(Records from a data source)
# # # # # # #

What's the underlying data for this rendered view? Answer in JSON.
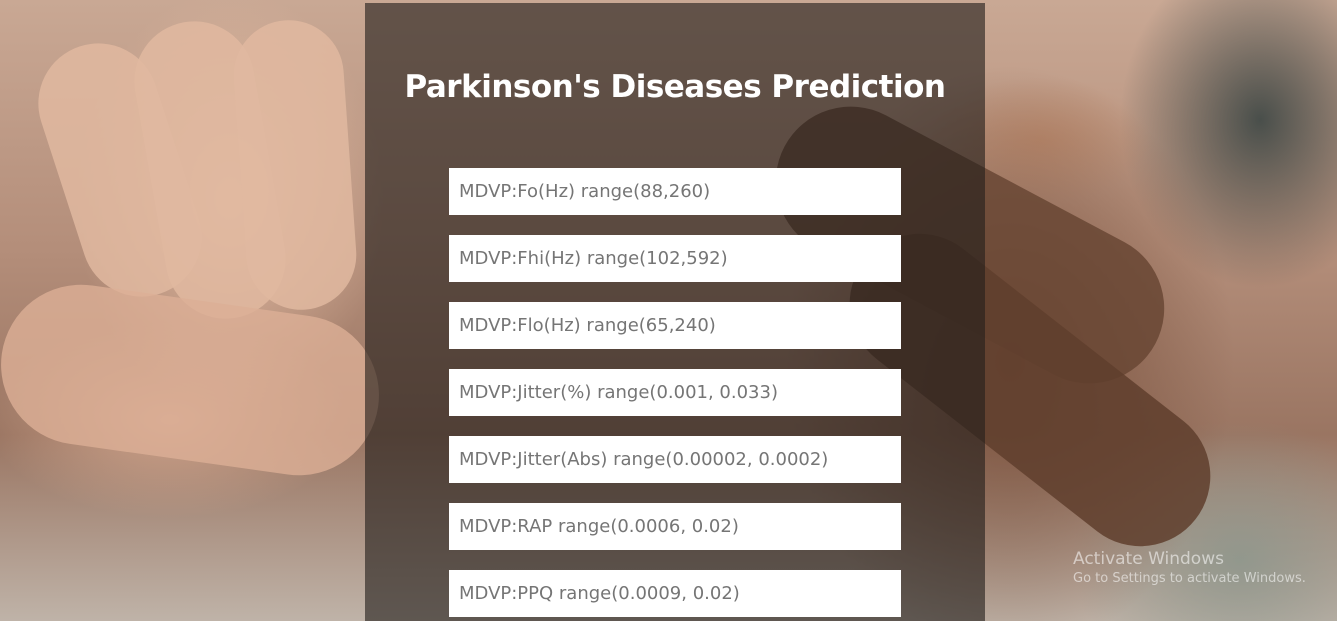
{
  "page": {
    "title": "Parkinson's Diseases Prediction"
  },
  "form": {
    "fields": [
      {
        "placeholder": "MDVP:Fo(Hz) range(88,260)",
        "value": ""
      },
      {
        "placeholder": "MDVP:Fhi(Hz) range(102,592)",
        "value": ""
      },
      {
        "placeholder": "MDVP:Flo(Hz) range(65,240)",
        "value": ""
      },
      {
        "placeholder": "MDVP:Jitter(%) range(0.001, 0.033)",
        "value": ""
      },
      {
        "placeholder": "MDVP:Jitter(Abs) range(0.00002, 0.0002)",
        "value": ""
      },
      {
        "placeholder": "MDVP:RAP range(0.0006, 0.02)",
        "value": ""
      },
      {
        "placeholder": "MDVP:PPQ range(0.0009, 0.02)",
        "value": ""
      }
    ]
  },
  "watermark": {
    "title": "Activate Windows",
    "subtitle": "Go to Settings to activate Windows."
  },
  "colors": {
    "panel_overlay": "#231e1c",
    "input_background": "#ffffff",
    "placeholder_text": "#757575",
    "title_text": "#ffffff"
  }
}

# # # # # # #

What the task asks
Each record above is to be restated exactly, with its pictures removed from the copy.

Expected answer
What's the underlying data for this rendered view? Answer in JSON.
{
  "page": {
    "title": "Parkinson's Diseases Prediction"
  },
  "form": {
    "fields": [
      {
        "placeholder": "MDVP:Fo(Hz) range(88,260)",
        "value": ""
      },
      {
        "placeholder": "MDVP:Fhi(Hz) range(102,592)",
        "value": ""
      },
      {
        "placeholder": "MDVP:Flo(Hz) range(65,240)",
        "value": ""
      },
      {
        "placeholder": "MDVP:Jitter(%) range(0.001, 0.033)",
        "value": ""
      },
      {
        "placeholder": "MDVP:Jitter(Abs) range(0.00002, 0.0002)",
        "value": ""
      },
      {
        "placeholder": "MDVP:RAP range(0.0006, 0.02)",
        "value": ""
      },
      {
        "placeholder": "MDVP:PPQ range(0.0009, 0.02)",
        "value": ""
      }
    ]
  },
  "watermark": {
    "title": "Activate Windows",
    "subtitle": "Go to Settings to activate Windows."
  },
  "colors": {
    "panel_overlay": "#231e1c",
    "input_background": "#ffffff",
    "placeholder_text": "#757575",
    "title_text": "#ffffff"
  }
}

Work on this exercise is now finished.